Stated task:
Copy out the records, word for word, in the stretch from the line containing "x-axis-title: Range (feet) [316,322,404,339]" through the line containing "Where is each", with both of those lines included.

Stored items from a collection:
[Begin]

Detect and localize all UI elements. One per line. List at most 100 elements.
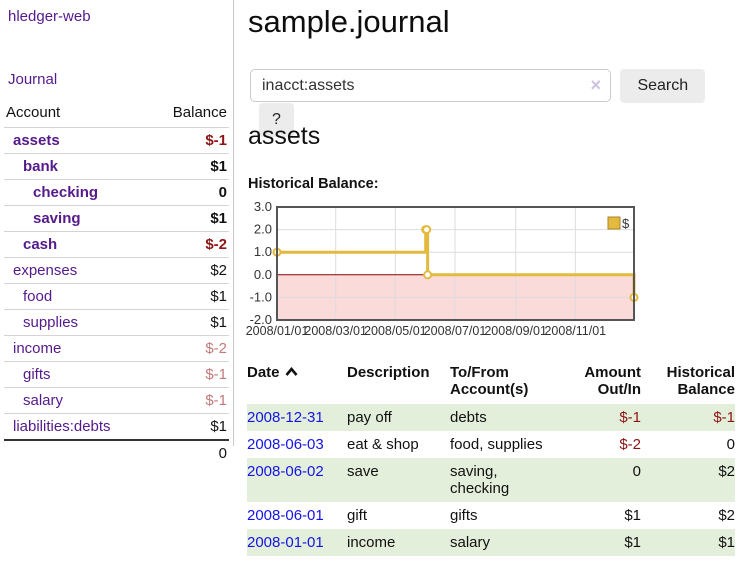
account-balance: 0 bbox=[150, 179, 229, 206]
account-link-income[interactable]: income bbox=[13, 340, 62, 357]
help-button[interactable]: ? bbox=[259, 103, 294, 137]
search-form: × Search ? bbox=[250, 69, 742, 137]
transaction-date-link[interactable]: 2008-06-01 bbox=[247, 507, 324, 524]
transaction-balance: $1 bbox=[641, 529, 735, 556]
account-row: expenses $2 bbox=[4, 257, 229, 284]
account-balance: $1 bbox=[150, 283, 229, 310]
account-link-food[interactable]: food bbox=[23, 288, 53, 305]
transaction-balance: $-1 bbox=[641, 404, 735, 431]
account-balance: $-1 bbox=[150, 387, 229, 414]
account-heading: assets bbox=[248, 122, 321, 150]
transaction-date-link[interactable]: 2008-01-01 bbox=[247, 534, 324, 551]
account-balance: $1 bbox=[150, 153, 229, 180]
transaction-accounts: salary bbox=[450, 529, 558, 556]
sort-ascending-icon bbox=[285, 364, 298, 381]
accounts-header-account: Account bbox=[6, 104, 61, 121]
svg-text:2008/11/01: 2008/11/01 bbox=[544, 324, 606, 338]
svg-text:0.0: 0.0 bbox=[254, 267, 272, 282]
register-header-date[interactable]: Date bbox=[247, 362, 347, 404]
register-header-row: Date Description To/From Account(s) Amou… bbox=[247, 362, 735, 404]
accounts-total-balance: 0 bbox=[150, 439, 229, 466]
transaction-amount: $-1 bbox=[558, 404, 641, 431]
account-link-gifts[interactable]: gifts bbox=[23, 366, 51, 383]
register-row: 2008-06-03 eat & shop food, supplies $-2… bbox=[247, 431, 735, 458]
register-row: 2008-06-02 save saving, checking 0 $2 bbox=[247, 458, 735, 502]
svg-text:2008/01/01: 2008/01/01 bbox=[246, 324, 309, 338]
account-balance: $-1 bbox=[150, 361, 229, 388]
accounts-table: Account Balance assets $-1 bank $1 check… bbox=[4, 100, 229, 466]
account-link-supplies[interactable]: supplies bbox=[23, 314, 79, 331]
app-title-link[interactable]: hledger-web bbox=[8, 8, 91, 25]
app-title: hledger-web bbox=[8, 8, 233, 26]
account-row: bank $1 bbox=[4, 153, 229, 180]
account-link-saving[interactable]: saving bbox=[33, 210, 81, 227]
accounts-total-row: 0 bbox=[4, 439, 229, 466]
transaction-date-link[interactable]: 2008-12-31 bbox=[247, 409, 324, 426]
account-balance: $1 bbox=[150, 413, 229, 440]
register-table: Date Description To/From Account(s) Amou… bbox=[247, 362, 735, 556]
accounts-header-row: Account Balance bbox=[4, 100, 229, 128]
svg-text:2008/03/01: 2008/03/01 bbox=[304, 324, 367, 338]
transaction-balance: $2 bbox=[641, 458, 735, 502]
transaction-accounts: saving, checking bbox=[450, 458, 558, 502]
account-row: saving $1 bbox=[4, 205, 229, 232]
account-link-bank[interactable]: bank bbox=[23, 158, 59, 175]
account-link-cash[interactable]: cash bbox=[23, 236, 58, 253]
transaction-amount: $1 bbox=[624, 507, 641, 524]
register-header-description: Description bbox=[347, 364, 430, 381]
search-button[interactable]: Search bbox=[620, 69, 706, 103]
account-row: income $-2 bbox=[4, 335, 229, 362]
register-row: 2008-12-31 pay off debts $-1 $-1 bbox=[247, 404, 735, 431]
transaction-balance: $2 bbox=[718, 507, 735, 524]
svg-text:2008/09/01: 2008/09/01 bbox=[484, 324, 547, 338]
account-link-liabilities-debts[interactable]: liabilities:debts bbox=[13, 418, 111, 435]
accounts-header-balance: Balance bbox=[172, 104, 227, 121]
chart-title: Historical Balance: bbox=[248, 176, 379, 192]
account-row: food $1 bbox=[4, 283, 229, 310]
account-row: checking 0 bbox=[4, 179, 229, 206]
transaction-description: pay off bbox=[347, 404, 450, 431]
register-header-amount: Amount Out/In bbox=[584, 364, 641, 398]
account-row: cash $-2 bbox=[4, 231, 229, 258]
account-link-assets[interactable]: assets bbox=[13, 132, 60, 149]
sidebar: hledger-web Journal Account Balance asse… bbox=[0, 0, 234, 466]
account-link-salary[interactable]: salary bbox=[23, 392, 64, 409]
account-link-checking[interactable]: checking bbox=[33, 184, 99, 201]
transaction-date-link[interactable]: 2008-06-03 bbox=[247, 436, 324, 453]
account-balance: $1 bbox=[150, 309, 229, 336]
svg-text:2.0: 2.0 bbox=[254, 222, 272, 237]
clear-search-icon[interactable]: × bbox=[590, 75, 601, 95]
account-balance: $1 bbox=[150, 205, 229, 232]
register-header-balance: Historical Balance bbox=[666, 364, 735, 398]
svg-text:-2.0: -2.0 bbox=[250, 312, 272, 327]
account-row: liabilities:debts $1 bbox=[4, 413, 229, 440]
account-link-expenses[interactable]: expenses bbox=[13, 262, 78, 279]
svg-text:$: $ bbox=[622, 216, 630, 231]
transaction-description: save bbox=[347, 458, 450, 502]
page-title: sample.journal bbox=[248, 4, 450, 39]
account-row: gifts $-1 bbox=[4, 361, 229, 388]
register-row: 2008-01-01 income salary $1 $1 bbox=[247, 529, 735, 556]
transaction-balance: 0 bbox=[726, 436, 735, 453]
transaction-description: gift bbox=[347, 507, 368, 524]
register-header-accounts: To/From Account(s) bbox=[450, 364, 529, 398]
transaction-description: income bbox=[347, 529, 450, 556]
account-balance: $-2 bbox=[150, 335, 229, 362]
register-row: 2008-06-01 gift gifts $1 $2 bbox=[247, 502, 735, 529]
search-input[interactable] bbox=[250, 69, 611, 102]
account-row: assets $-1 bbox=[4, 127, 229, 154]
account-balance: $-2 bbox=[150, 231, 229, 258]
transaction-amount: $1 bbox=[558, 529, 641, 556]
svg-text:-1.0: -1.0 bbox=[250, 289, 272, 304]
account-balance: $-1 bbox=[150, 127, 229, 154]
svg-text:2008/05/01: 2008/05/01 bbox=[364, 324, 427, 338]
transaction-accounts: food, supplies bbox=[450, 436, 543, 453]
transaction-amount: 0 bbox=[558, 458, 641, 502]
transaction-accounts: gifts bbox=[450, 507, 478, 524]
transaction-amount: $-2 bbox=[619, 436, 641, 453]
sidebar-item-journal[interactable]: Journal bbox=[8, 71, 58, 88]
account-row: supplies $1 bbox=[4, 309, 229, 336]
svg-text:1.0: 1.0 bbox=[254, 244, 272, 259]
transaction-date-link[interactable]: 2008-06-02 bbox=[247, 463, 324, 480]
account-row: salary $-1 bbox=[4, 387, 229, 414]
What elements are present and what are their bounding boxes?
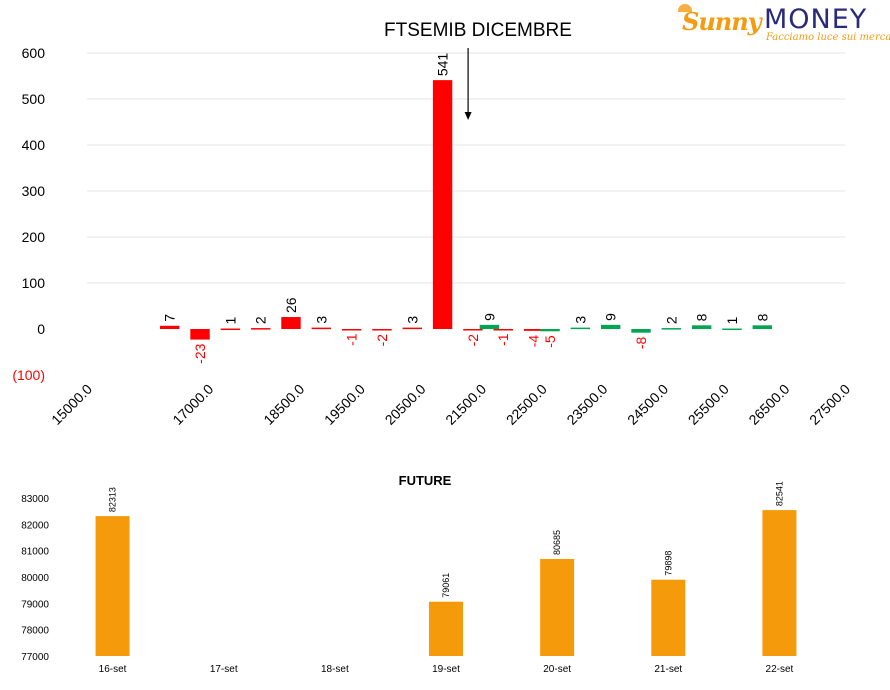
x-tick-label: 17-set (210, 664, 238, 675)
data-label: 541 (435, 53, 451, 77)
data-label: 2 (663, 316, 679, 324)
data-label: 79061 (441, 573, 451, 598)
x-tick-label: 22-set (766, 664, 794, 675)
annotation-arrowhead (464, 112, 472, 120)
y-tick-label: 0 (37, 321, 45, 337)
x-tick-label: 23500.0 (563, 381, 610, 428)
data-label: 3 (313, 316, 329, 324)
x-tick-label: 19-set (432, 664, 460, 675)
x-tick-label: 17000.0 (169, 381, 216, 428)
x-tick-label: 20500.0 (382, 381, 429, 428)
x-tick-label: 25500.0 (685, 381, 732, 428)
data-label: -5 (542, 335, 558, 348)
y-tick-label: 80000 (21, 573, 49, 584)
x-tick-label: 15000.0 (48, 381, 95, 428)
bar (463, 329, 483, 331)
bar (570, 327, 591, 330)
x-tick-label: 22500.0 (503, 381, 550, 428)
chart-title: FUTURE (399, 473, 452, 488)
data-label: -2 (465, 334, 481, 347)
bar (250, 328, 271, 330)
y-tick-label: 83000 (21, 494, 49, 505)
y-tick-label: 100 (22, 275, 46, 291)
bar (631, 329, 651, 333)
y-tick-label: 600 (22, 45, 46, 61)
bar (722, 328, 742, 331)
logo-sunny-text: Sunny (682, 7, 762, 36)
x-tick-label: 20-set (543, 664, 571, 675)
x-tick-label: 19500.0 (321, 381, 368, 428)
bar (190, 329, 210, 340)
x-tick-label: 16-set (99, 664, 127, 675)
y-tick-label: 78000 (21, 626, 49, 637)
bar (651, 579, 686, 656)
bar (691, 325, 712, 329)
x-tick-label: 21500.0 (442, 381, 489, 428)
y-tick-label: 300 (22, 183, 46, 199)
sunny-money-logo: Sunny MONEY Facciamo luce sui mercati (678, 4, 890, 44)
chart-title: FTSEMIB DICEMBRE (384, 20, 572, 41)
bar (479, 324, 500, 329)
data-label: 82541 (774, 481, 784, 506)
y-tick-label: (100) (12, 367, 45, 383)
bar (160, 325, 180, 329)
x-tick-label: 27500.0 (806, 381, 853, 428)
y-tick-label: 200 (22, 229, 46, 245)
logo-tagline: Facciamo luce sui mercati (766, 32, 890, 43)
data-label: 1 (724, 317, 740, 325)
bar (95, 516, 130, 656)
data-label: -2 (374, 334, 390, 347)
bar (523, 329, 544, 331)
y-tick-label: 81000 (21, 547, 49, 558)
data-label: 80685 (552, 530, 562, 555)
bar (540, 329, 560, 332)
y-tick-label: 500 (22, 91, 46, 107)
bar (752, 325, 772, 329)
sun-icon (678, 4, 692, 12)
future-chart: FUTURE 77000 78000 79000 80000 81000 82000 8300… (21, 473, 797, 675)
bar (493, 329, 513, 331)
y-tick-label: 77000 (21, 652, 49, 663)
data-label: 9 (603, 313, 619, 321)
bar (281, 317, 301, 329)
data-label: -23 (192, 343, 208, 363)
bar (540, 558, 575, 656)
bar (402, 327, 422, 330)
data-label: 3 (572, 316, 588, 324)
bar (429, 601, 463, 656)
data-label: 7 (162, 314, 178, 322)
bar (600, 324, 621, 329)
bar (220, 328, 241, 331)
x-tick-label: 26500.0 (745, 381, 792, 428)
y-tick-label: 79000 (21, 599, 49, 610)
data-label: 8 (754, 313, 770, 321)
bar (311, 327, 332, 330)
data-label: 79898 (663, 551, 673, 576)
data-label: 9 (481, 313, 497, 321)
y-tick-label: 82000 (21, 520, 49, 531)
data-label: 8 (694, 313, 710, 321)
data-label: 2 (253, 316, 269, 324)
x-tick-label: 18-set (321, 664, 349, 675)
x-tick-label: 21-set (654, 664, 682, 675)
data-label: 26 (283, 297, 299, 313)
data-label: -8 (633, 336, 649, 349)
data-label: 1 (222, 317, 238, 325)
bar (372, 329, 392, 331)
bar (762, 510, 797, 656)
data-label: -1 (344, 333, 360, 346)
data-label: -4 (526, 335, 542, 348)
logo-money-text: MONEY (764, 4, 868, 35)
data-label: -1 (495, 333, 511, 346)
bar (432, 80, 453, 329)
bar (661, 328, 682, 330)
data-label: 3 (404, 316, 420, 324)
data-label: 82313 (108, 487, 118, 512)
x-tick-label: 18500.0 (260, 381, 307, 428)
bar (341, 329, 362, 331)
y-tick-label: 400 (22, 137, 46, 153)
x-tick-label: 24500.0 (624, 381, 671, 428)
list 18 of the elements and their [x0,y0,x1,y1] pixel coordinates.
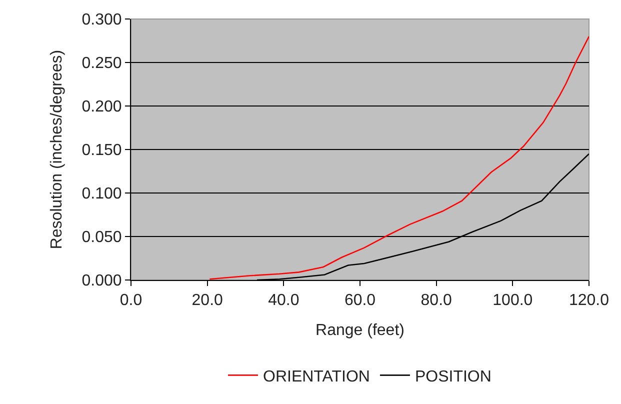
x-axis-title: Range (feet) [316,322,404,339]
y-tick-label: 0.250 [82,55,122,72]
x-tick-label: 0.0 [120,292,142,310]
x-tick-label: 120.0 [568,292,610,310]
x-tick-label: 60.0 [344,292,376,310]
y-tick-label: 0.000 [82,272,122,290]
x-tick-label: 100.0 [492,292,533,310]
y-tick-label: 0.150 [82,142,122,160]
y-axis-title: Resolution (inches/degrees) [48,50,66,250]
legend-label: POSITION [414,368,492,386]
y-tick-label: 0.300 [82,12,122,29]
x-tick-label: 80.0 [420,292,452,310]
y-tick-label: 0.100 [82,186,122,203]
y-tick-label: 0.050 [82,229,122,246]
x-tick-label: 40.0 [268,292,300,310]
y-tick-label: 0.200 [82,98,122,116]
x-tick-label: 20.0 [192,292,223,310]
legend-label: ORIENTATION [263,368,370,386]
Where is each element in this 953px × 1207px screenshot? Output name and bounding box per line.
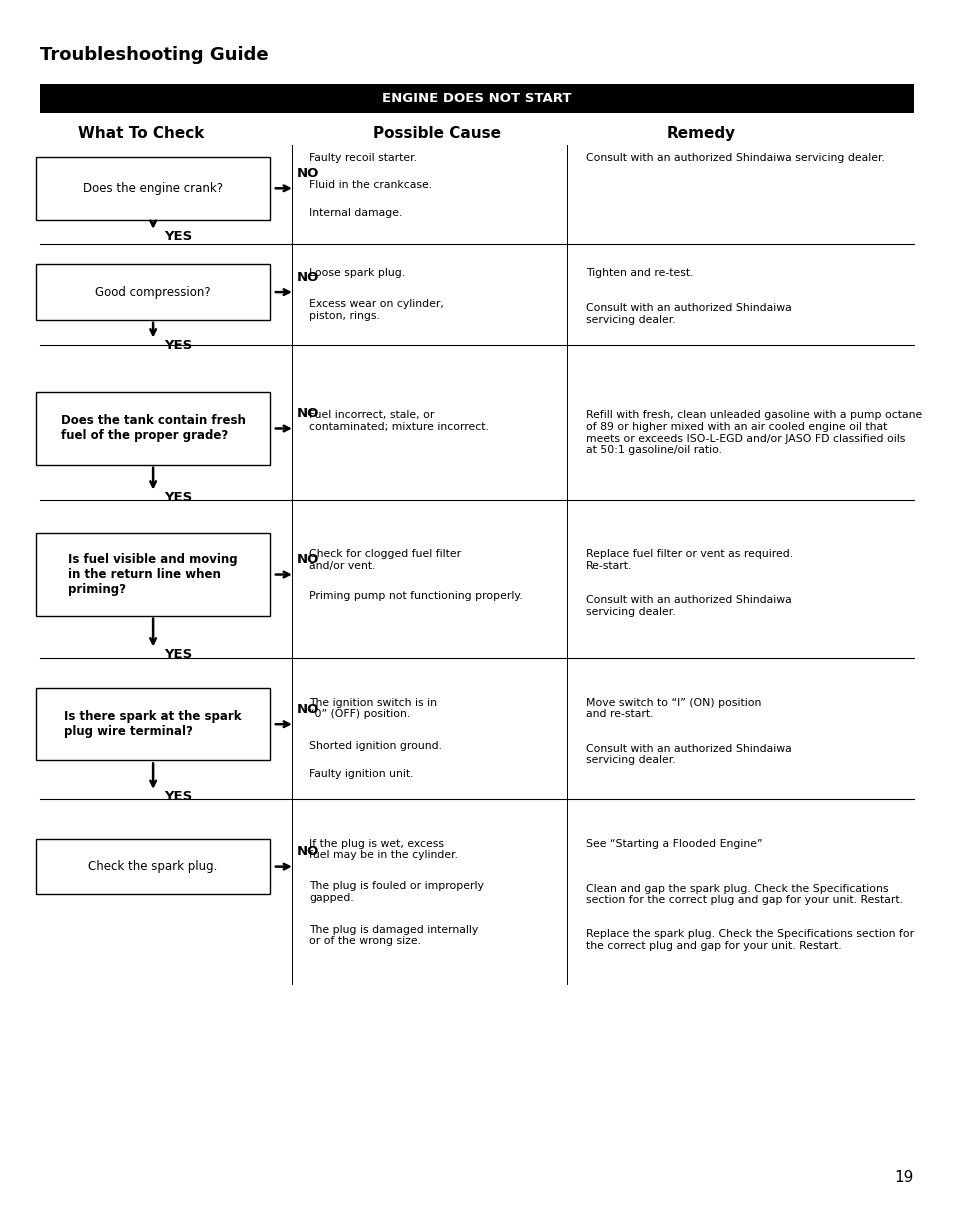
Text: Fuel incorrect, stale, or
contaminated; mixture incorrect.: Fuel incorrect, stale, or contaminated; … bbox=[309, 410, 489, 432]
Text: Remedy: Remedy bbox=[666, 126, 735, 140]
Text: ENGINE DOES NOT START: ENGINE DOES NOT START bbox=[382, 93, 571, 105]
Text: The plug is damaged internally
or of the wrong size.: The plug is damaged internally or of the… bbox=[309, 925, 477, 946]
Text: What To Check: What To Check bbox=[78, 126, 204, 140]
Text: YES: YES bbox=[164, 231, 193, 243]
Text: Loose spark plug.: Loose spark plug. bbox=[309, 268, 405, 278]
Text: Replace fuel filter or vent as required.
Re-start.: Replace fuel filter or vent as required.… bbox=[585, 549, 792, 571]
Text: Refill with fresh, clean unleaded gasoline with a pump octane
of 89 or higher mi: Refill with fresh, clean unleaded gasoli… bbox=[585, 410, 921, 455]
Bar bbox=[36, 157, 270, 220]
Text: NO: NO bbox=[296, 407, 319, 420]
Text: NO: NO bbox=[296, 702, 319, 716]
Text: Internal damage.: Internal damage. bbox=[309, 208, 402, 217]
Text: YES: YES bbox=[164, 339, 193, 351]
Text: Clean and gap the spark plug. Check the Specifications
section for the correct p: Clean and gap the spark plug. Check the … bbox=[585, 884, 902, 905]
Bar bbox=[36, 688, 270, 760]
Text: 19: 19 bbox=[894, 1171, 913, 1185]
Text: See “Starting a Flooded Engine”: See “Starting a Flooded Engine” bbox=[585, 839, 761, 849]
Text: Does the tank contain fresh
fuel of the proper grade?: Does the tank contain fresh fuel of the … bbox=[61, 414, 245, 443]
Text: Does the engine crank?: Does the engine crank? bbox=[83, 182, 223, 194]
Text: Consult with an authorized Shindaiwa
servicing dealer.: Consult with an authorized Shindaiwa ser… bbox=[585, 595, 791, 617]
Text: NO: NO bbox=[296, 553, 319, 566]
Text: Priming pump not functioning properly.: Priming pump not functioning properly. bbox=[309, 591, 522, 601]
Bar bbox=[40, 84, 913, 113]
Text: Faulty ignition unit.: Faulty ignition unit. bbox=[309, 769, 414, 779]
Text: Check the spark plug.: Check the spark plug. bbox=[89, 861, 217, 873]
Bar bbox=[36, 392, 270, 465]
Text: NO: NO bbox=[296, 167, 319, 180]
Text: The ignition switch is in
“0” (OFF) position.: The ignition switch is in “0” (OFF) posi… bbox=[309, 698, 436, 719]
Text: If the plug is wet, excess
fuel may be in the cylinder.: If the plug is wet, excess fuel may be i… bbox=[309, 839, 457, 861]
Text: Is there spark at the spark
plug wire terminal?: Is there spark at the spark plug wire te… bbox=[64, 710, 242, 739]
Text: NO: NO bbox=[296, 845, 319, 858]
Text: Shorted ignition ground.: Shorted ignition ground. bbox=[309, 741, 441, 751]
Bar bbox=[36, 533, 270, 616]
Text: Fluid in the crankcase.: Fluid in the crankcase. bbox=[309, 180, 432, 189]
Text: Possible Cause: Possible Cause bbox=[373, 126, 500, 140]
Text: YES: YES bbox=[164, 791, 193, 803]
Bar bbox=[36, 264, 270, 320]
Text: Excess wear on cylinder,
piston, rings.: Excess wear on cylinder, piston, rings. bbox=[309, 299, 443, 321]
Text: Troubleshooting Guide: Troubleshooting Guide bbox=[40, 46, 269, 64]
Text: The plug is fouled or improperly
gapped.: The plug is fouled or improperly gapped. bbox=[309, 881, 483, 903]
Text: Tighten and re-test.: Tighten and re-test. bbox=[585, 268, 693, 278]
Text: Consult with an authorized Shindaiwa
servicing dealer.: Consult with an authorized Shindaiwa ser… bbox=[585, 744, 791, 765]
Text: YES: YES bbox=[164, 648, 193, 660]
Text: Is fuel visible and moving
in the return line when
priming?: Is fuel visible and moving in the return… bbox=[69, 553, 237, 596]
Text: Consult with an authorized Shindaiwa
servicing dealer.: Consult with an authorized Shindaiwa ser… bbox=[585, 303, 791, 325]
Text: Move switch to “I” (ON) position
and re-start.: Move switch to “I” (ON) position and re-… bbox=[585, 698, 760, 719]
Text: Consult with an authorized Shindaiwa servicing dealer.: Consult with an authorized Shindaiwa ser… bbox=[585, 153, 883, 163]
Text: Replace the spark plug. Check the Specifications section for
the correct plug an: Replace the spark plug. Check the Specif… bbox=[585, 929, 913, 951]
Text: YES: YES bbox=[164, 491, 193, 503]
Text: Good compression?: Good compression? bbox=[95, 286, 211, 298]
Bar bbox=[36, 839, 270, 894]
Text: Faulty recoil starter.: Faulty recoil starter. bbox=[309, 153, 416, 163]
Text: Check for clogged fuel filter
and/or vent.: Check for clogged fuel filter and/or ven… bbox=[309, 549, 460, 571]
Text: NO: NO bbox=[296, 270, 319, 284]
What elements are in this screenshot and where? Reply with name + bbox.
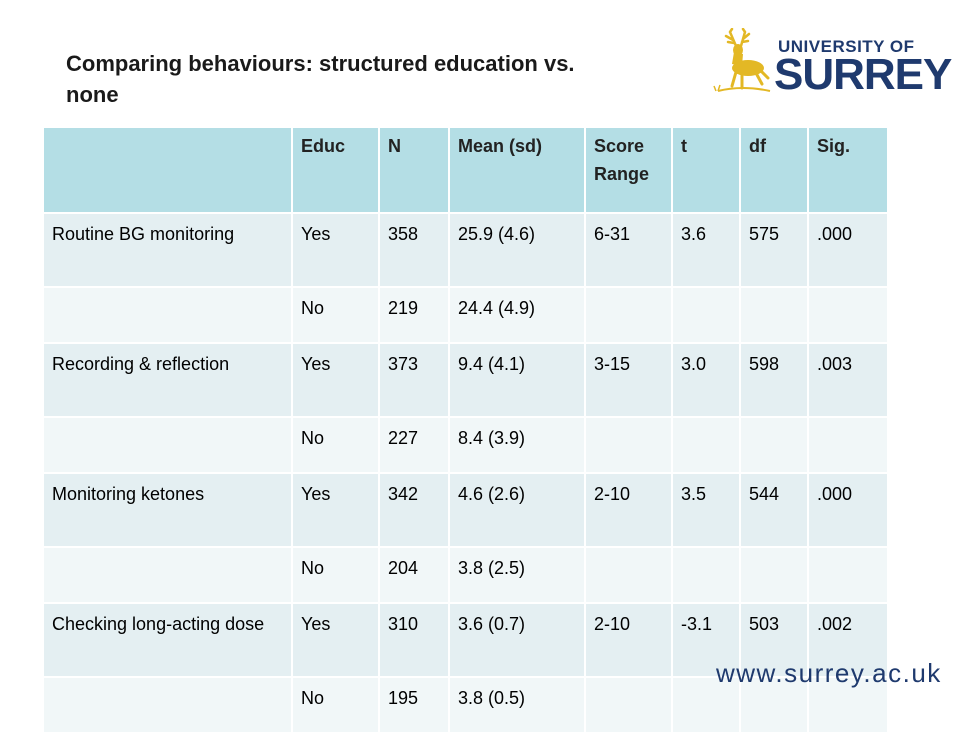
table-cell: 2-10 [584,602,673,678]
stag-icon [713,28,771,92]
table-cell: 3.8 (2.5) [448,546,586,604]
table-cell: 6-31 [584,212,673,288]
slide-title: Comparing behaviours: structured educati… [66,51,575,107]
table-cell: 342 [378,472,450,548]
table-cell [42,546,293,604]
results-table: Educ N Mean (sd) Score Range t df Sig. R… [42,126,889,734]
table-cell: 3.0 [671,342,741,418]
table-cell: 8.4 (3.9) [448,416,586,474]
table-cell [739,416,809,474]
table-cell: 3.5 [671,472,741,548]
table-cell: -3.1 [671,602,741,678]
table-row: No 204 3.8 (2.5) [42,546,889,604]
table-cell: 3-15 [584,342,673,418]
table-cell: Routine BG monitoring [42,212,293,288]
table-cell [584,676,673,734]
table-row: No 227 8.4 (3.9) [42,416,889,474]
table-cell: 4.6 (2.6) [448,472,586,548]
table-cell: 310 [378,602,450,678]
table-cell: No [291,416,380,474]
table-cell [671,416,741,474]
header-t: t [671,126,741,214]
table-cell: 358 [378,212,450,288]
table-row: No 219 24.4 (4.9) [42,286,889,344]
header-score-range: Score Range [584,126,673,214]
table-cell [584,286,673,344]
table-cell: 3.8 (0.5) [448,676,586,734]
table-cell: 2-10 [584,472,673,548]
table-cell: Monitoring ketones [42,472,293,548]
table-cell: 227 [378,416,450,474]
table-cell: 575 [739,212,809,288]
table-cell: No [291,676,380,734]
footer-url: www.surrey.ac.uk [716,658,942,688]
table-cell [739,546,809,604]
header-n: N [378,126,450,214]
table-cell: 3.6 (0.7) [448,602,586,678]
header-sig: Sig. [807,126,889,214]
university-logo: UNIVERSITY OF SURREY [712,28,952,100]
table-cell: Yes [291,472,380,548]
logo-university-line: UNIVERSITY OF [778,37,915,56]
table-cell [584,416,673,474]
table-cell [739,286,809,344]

[End]

Exercise result:
x-axis-title: Range (feet) [316,322,404,339]
y-tick-label: 0.250 [82,55,122,72]
x-tick-label: 0.0 [120,292,142,310]
x-tick-label: 120.0 [568,292,610,310]
x-tick-label: 60.0 [344,292,376,310]
y-tick-label: 0.000 [82,272,122,290]
x-tick-label: 100.0 [492,292,533,310]
y-tick-label: 0.150 [82,142,122,160]
y-axis-title: Resolution (inches/degrees) [48,50,66,250]
legend-label: POSITION [414,368,492,386]
y-tick-label: 0.300 [82,12,122,29]
x-tick-label: 80.0 [420,292,452,310]
y-tick-label: 0.100 [82,186,122,203]
y-tick-label: 0.050 [82,229,122,246]
x-tick-label: 40.0 [268,292,300,310]
y-tick-label: 0.200 [82,98,122,116]
x-tick-label: 20.0 [192,292,223,310]
legend-label: ORIENTATION [263,368,370,386]
Where is each element in this 953px × 1207px screenshot? Output name and bounding box per line.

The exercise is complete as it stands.